Brasil promove modelo de ajuda Sul-Sul de olho em influência internacional

O país incrementou as doações de alimentos a países pobres com modelo de cooperação próprio.

Fabiana Frayssinet/IPS | Rio de Janeiro

O Brasil começa a promover seu modelo de ajuda Sul-Sul em busca de consolidar sua presença como doador e sua influência internacional. Já chega com recursos a 65 países e sua cooperação financeira triplicou nos últimos sete anos. Não foi seu batismo como doador internacional, mas a iniciativa de estender a cinco países da África o financiamento para compra de alimentos permitiu confirmar que o país, tradicional receptor de recursos, passou para o grupo dos emissores de ajuda externa.

A ONU (Organização das Nações Unidas) anunciou no mês passado que o Brasil entregará US$ 2,37 milhões para um programa de compra local de alimentos, para benefício de camponeses e setores vulneráveis das populações de Etiópia, Malawi, Moçambique, Níger e Senegal. Assim, o projeto, implementado pela FAO (Organização das Nações Unidas para a Alimentação e a Agricultura) e pelo PMA (Programa Mundial de Alimentos), estenderá aos beneficiários a experiência adquirida pelo Brasil com seu próprio PAA (Programa de Aquisição de Alimentos).

DADOS FORNECIDOS
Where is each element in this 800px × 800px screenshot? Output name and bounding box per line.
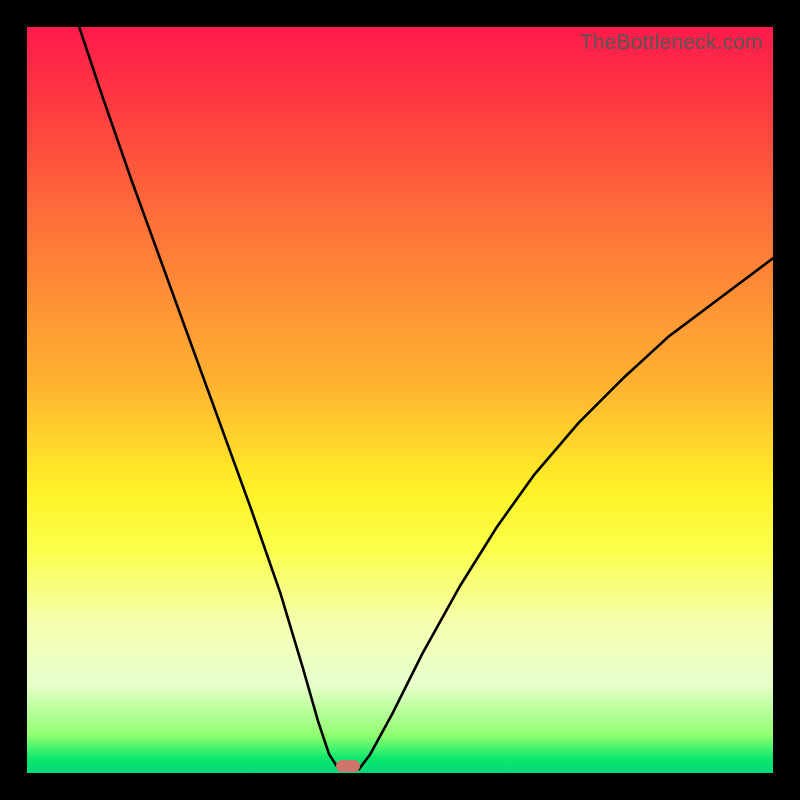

REQUISITOS DA TAREFA
Reproduza literalmente, do início ao fim, o texto sobre o modelo brasileiro de ajuda Sul-Sul. Baseie-se exclusivamente no texto.

RESPOSTA DESENVOLVIDA
Brasil promove modelo de ajuda Sul-Sul de olho em influência internacional

O país incrementou as doações de alimentos a países pobres com modelo de cooperação próprio.

Fabiana Frayssinet/IPS | Rio de Janeiro

O Brasil começa a promover seu modelo de ajuda Sul-Sul em busca de consolidar sua presença como doador e sua influência internacional. Já chega com recursos a 65 países e sua cooperação financeira triplicou nos últimos sete anos. Não foi seu batismo como doador internacional, mas a iniciativa de estender a cinco países da África o financiamento para compra de alimentos permitiu confirmar que o país, tradicional receptor de recursos, passou para o grupo dos emissores de ajuda externa.

A ONU (Organização das Nações Unidas) anunciou no mês passado que o Brasil entregará US$ 2,37 milhões para um programa de compra local de alimentos, para benefício de camponeses e setores vulneráveis das populações de Etiópia, Malawi, Moçambique, Níger e Senegal. Assim, o projeto, implementado pela FAO (Organização das Nações Unidas para a Alimentação e a Agricultura) e pelo PMA (Programa Mundial de Alimentos), estenderá aos beneficiários a experiência adquirida pelo Brasil com seu próprio PAA (Programa de Aquisição de Alimentos).